### To be done:
In the entries below, count the lines holding "this". Reply with the number only.

### Task input:
_ _ _ _ _
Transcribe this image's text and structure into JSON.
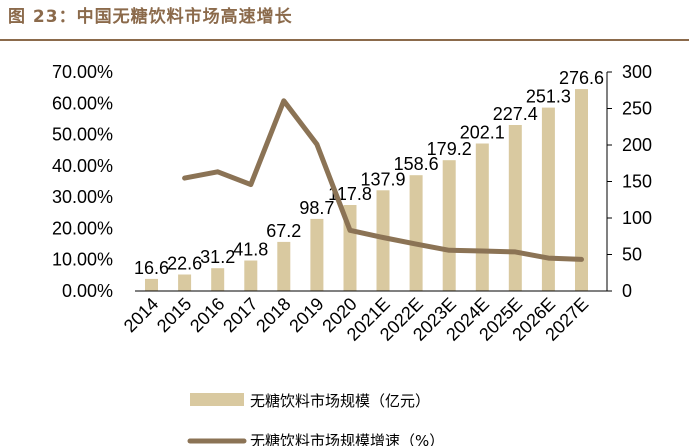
{
  "figure": {
    "title": "图 23：中国无糖饮料市场高速增长"
  },
  "colors": {
    "bar": "#D9C9A0",
    "line": "#8B7355",
    "title": "#8B6A4B"
  },
  "chart_data": {
    "type": "bar",
    "categories": [
      "2014",
      "2015",
      "2016",
      "2017",
      "2018",
      "2019",
      "2020",
      "2021E",
      "2022E",
      "2023E",
      "2024E",
      "2025E",
      "2026E",
      "2027E"
    ],
    "series": [
      {
        "name": "无糖饮料市场规模（亿元）",
        "type": "bar",
        "axis": "right",
        "values": [
          16.6,
          22.6,
          31.2,
          41.8,
          67.2,
          98.7,
          117.8,
          137.9,
          158.6,
          179.2,
          202.1,
          227.4,
          251.3,
          276.6
        ],
        "labels": [
          "16.6",
          "22.6",
          "31.2",
          "41.8",
          "67.2",
          "98.7",
          "117.8",
          "137.9",
          "158.6",
          "179.2",
          "202.1",
          "227.4",
          "251.3",
          "276.6"
        ]
      },
      {
        "name": "无糖饮料市场规模增速（%）",
        "type": "line",
        "axis": "left",
        "values": [
          null,
          36.1,
          38.1,
          34.0,
          60.8,
          46.9,
          19.4,
          17.1,
          15.0,
          13.0,
          12.8,
          12.5,
          10.5,
          10.1
        ]
      }
    ],
    "y_left": {
      "ticks": [
        "0.00%",
        "10.00%",
        "20.00%",
        "30.00%",
        "40.00%",
        "50.00%",
        "60.00%",
        "70.00%"
      ],
      "range": [
        0,
        70
      ]
    },
    "y_right": {
      "ticks": [
        "0",
        "50",
        "100",
        "150",
        "200",
        "250",
        "300"
      ],
      "range": [
        0,
        300
      ]
    },
    "legend": {
      "position": "bottom"
    }
  }
}
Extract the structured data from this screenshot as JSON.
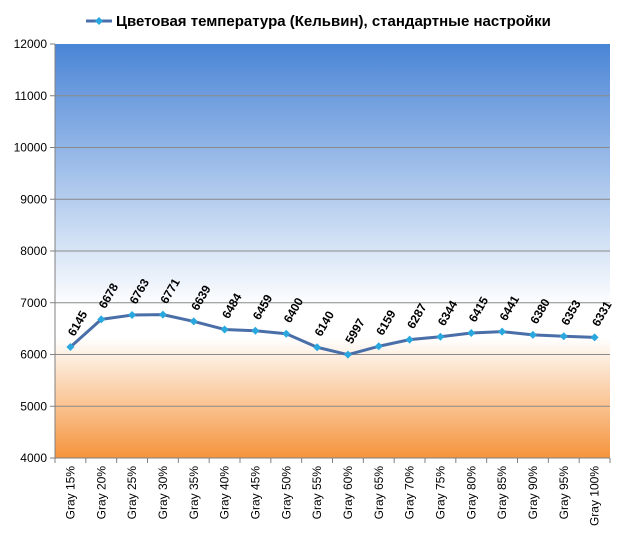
{
  "chart_data": {
    "type": "line",
    "title": "",
    "xlabel": "",
    "ylabel": "",
    "ylim": [
      4000,
      12000
    ],
    "yticks": [
      4000,
      5000,
      6000,
      7000,
      8000,
      9000,
      10000,
      11000,
      12000
    ],
    "grid": true,
    "legend_position": "top",
    "categories": [
      "Gray 15%",
      "Gray 20%",
      "Gray 25%",
      "Gray 30%",
      "Gray 35%",
      "Gray 40%",
      "Gray 45%",
      "Gray 50%",
      "Gray 55%",
      "Gray 60%",
      "Gray 65%",
      "Gray 70%",
      "Gray 75%",
      "Gray 80%",
      "Gray 85%",
      "Gray 90%",
      "Gray 95%",
      "Gray 100%"
    ],
    "series": [
      {
        "name": "Цветовая температура (Кельвин), стандартные настройки",
        "color": "#4a6fa8",
        "marker_color": "#29a8e0",
        "values": [
          6145,
          6678,
          6763,
          6771,
          6639,
          6484,
          6459,
          6400,
          6140,
          5997,
          6159,
          6287,
          6344,
          6415,
          6441,
          6380,
          6353,
          6331
        ]
      }
    ],
    "background": {
      "top_color": "#4a85d6",
      "mid_color": "#ffffff",
      "bottom_color": "#f5943c",
      "mid_value": 6800
    }
  }
}
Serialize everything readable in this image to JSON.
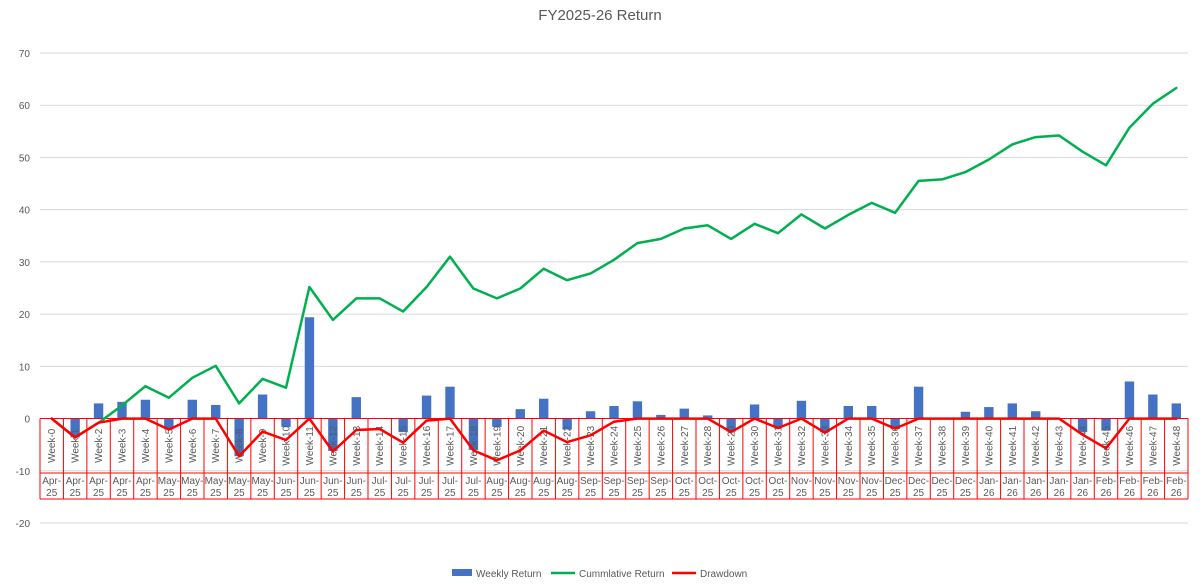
{
  "chart_data": {
    "type": "bar+line",
    "title": "FY2025-26 Return",
    "xlabel": "",
    "ylabel": "",
    "ylim": [
      -20,
      70
    ],
    "yticks": [
      -20,
      -10,
      0,
      10,
      20,
      30,
      40,
      50,
      60,
      70
    ],
    "grid": true,
    "legend": "bottom",
    "categories": [
      "Week-0",
      "Week-1",
      "Week-2",
      "Week-3",
      "Week-4",
      "Week-5",
      "Week-6",
      "Week-7",
      "Week-8",
      "Week-9",
      "Week-10",
      "Week-11",
      "Week-12",
      "Week-13",
      "Week-14",
      "Week-15",
      "Week-16",
      "Week-17",
      "Week-18",
      "Week-19",
      "Week-20",
      "Week-21",
      "Week-22",
      "Week-23",
      "Week-24",
      "Week-25",
      "Week-26",
      "Week-27",
      "Week-28",
      "Week-29",
      "Week-30",
      "Week-31",
      "Week-32",
      "Week-33",
      "Week-34",
      "Week-35",
      "Week-36",
      "Week-37",
      "Week-38",
      "Week-39",
      "Week-40",
      "Week-41",
      "Week-42",
      "Week-43",
      "Week-44",
      "Week-45",
      "Week-46",
      "Week-47",
      "Week-48"
    ],
    "months": [
      "Apr-25",
      "Apr-25",
      "Apr-25",
      "Apr-25",
      "Apr-25",
      "May-25",
      "May-25",
      "May-25",
      "May-25",
      "May-25",
      "Jun-25",
      "Jun-25",
      "Jun-25",
      "Jun-25",
      "Jul-25",
      "Jul-25",
      "Jul-25",
      "Jul-25",
      "Jul-25",
      "Aug-25",
      "Aug-25",
      "Aug-25",
      "Aug-25",
      "Sep-25",
      "Sep-25",
      "Sep-25",
      "Sep-25",
      "Oct-25",
      "Oct-25",
      "Oct-25",
      "Oct-25",
      "Oct-25",
      "Nov-25",
      "Nov-25",
      "Nov-25",
      "Nov-25",
      "Dec-25",
      "Dec-25",
      "Dec-25",
      "Dec-25",
      "Jan-26",
      "Jan-26",
      "Jan-26",
      "Jan-26",
      "Jan-26",
      "Feb-26",
      "Feb-26",
      "Feb-26",
      "Feb-26"
    ],
    "series": [
      {
        "name": "Weekly Return",
        "type": "bar",
        "color": "#4472C4",
        "values": [
          0,
          -3.6,
          2.9,
          3.2,
          3.6,
          -2.1,
          3.6,
          2.6,
          -7.2,
          4.6,
          -1.6,
          19.4,
          -6.2,
          4.1,
          0,
          -2.6,
          4.4,
          6.1,
          -6.0,
          -1.6,
          1.8,
          3.8,
          -2.1,
          1.4,
          2.4,
          3.3,
          0.7,
          1.9,
          0.6,
          -2.5,
          2.7,
          -1.6,
          3.4,
          -2.6,
          2.4,
          2.4,
          -2.0,
          6.1,
          0,
          1.3,
          2.2,
          2.9,
          1.4,
          0,
          -2.6,
          -2.3,
          7.1,
          4.6,
          2.9
        ]
      },
      {
        "name": "Cummlative Return",
        "type": "line",
        "color": "#00B050",
        "values": [
          0,
          -3.6,
          -0.8,
          2.5,
          6.2,
          4.0,
          7.8,
          10.1,
          2.9,
          7.6,
          5.9,
          25.2,
          18.9,
          23.0,
          23.0,
          20.5,
          25.2,
          31.0,
          24.9,
          23.0,
          24.9,
          28.7,
          26.5,
          27.8,
          30.4,
          33.6,
          34.4,
          36.4,
          37.0,
          34.4,
          37.3,
          35.5,
          39.1,
          36.4,
          39.0,
          41.3,
          39.4,
          45.5,
          45.8,
          47.2,
          49.6,
          52.5,
          53.9,
          54.2,
          51.1,
          48.5,
          55.7,
          60.3,
          63.3
        ]
      },
      {
        "name": "Drawdown",
        "type": "line",
        "color": "#FF0000",
        "values": [
          0,
          -3.6,
          -0.8,
          0,
          0,
          -2.1,
          0,
          0,
          -7.2,
          -2.5,
          -4.1,
          0,
          -6.3,
          -2.2,
          -2.0,
          -4.6,
          -0.4,
          0,
          -6.1,
          -8.0,
          -6.1,
          -2.3,
          -4.5,
          -3.2,
          -0.6,
          0,
          0,
          0,
          0,
          -2.6,
          0,
          -1.8,
          0,
          -2.7,
          0,
          0,
          -1.9,
          0,
          0,
          0,
          0,
          0,
          0,
          0,
          -3.1,
          -5.7,
          0,
          0,
          0
        ]
      }
    ]
  }
}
_ _ _ _ _
### Final result:
3